→ **Exercise brief**
Search the data for the string "icon" and extract every line where it appears.

→ **Dataset records**
+--

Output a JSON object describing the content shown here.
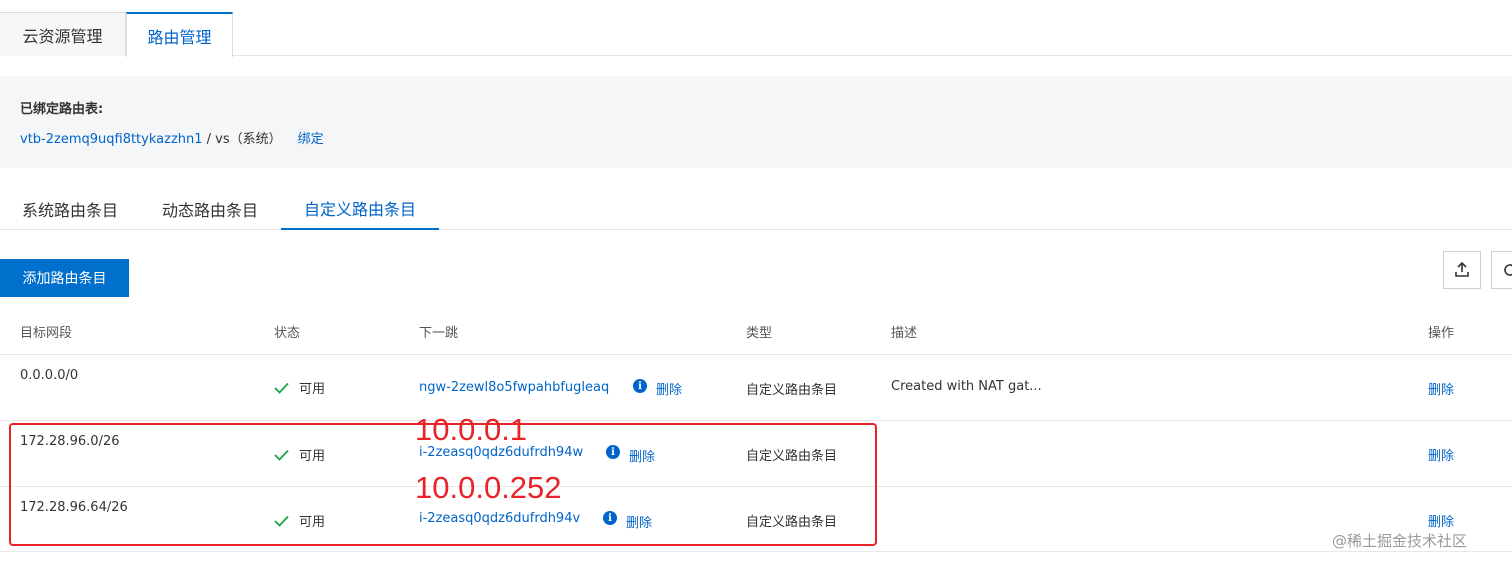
{
  "top_tabs": [
    "云资源管理",
    "路由管理"
  ],
  "bound": {
    "label": "已绑定路由表:",
    "table_id": "vtb-2zemq9uqfi8ttykazzhn1",
    "table_suffix": " / vs（系统）",
    "bind_link": "绑定"
  },
  "sub_tabs": [
    "系统路由条目",
    "动态路由条目",
    "自定义路由条目"
  ],
  "toolbar": {
    "add_button": "添加路由条目",
    "export_icon": "export-icon",
    "refresh_icon": "refresh-icon"
  },
  "table": {
    "headers": [
      "目标网段",
      "状态",
      "下一跳",
      "类型",
      "描述",
      "操作"
    ],
    "rows": [
      {
        "cidr": "0.0.0.0/0",
        "status": "可用",
        "next_hop": "ngw-2zewl8o5fwpahbfugleaq",
        "delete_inline": "删除",
        "type": "自定义路由条目",
        "desc": "Created with NAT gat...",
        "action": "删除"
      },
      {
        "cidr": "172.28.96.0/26",
        "status": "可用",
        "next_hop": "i-2zeasq0qdz6dufrdh94w",
        "delete_inline": "删除",
        "type": "自定义路由条目",
        "desc": "",
        "action": "删除"
      },
      {
        "cidr": "172.28.96.64/26",
        "status": "可用",
        "next_hop": "i-2zeasq0qdz6dufrdh94v",
        "delete_inline": "删除",
        "type": "自定义路由条目",
        "desc": "",
        "action": "删除"
      }
    ]
  },
  "annotations": [
    "10.0.0.1",
    "10.0.0.252"
  ],
  "watermark": "@稀土掘金技术社区",
  "colors": {
    "accent": "#0064c8",
    "primary_button": "#0070cc",
    "success": "#1aa34a",
    "annotation": "#e8232a"
  }
}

+--

→ **Answer below**
    "export_icon": "export-icon",
    "refresh_icon": "refresh-icon"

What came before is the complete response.